(Source data)
━━━━━━━━━━━━━━━━━━━━
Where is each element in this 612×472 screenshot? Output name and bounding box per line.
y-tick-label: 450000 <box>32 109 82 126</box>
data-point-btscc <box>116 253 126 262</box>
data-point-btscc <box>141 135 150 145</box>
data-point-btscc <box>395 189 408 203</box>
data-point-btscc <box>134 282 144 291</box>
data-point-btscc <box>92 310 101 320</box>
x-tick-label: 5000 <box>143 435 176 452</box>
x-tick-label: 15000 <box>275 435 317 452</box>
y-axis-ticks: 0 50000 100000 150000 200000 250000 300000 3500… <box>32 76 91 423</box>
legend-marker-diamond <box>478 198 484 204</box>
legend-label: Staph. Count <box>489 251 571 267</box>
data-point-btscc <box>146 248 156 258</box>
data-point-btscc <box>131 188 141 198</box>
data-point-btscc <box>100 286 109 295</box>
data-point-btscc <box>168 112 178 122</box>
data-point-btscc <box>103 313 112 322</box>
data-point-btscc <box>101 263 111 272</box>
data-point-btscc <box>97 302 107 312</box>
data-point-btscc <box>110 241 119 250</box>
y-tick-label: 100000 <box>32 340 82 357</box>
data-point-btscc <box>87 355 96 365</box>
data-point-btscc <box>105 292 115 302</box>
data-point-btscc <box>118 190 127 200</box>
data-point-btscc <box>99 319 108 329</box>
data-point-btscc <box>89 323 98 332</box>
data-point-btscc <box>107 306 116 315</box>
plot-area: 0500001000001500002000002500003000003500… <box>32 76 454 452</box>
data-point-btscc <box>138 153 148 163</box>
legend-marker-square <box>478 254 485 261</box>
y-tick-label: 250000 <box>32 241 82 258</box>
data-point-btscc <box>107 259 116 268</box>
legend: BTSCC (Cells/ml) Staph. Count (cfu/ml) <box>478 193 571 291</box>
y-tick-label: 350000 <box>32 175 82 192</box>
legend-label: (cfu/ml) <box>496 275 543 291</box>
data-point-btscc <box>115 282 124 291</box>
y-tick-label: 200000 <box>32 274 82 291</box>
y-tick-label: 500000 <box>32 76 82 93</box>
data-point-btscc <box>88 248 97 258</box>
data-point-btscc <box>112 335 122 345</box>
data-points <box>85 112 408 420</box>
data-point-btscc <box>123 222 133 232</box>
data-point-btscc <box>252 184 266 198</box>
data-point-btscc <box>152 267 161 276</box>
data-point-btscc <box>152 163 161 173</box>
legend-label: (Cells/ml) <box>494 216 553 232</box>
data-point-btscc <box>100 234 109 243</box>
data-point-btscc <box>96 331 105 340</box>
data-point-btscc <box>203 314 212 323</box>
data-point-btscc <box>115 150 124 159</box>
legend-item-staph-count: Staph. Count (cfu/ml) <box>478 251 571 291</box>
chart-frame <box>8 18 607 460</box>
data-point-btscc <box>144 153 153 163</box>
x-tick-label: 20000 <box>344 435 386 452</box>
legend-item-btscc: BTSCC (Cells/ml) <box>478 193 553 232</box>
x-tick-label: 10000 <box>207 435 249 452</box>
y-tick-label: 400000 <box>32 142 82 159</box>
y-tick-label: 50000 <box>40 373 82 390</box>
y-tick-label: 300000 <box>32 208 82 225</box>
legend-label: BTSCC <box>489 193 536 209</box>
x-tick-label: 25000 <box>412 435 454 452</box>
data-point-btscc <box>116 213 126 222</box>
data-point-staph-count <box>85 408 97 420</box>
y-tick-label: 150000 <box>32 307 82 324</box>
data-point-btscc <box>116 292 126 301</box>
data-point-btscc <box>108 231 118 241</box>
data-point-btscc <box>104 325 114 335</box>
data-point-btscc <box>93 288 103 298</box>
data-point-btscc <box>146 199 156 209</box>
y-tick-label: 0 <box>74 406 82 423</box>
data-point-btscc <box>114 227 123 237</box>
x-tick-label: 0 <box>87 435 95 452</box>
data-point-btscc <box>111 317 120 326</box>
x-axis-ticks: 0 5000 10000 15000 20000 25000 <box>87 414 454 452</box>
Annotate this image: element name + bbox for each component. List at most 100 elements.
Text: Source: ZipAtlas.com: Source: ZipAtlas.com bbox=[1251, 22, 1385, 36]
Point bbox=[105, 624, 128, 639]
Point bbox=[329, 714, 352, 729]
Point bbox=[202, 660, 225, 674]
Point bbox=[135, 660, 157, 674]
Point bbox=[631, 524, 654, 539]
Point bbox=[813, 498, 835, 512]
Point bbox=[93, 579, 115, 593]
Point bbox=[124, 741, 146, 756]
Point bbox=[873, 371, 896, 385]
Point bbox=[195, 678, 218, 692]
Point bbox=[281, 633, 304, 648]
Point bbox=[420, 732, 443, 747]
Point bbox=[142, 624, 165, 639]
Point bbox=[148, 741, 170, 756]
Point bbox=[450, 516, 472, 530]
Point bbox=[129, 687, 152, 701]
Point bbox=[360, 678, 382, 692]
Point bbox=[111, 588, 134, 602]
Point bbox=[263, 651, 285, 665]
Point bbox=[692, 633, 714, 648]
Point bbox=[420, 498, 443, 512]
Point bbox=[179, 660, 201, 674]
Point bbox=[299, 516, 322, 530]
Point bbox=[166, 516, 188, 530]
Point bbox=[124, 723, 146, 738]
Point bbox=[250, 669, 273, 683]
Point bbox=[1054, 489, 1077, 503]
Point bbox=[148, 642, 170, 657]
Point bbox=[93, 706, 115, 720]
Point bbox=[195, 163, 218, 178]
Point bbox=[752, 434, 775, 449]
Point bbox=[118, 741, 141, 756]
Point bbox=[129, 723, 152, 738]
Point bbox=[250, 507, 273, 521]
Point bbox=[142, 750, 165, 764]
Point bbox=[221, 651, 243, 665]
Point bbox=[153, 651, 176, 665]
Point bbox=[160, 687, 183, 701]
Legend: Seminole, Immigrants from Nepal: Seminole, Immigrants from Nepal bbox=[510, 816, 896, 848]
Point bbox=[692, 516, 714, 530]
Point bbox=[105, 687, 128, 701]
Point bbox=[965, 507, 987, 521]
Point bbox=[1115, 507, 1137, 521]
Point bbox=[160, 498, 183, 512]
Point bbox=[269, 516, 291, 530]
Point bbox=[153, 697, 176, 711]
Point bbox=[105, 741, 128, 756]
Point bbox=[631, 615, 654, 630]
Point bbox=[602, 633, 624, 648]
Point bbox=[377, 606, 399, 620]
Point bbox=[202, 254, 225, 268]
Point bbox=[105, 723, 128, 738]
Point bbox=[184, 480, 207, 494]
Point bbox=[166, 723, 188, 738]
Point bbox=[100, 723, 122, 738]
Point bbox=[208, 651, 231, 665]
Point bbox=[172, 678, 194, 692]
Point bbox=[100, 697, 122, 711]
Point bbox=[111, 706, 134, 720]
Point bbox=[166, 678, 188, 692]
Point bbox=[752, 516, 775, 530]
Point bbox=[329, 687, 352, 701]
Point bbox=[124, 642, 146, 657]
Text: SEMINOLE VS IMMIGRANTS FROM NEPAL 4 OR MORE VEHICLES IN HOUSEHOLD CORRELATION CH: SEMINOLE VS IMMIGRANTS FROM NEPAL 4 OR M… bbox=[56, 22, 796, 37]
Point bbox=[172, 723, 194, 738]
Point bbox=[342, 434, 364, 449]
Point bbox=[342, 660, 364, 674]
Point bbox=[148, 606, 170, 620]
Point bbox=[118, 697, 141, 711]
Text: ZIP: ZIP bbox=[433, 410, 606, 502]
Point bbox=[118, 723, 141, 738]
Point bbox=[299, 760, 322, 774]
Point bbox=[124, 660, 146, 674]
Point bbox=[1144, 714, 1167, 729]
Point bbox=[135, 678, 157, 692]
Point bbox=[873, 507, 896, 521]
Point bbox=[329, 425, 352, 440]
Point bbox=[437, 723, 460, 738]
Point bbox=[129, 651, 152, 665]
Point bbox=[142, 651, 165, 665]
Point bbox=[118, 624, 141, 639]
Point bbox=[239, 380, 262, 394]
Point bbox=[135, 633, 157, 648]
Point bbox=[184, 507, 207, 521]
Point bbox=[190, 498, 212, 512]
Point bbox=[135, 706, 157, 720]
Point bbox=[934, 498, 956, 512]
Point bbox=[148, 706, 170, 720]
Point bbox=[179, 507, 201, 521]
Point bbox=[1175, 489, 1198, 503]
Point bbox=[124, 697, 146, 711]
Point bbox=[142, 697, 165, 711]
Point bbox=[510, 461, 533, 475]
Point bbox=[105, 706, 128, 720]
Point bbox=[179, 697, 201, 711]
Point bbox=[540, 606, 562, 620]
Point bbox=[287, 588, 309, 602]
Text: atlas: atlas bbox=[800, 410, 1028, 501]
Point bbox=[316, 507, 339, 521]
━━━━━━━━━━━━━━━━━━━━
→ What is expected: Copy the material word for word, starting with its first line and ending with the line containing "data-point-btscc <box>100 286 109 295</box>", with that line included.

→ Complete answer:
Where is each element in this 612×472 screenshot? Output name and bounding box per line.
y-tick-label: 450000 <box>32 109 82 126</box>
data-point-btscc <box>116 253 126 262</box>
data-point-btscc <box>141 135 150 145</box>
data-point-btscc <box>395 189 408 203</box>
data-point-btscc <box>134 282 144 291</box>
data-point-btscc <box>92 310 101 320</box>
x-tick-label: 5000 <box>143 435 176 452</box>
x-tick-label: 15000 <box>275 435 317 452</box>
y-axis-ticks: 0 50000 100000 150000 200000 250000 300000 3500… <box>32 76 91 423</box>
legend-marker-diamond <box>478 198 484 204</box>
legend-label: Staph. Count <box>489 251 571 267</box>
data-point-btscc <box>146 248 156 258</box>
data-point-btscc <box>131 188 141 198</box>
data-point-btscc <box>100 286 109 295</box>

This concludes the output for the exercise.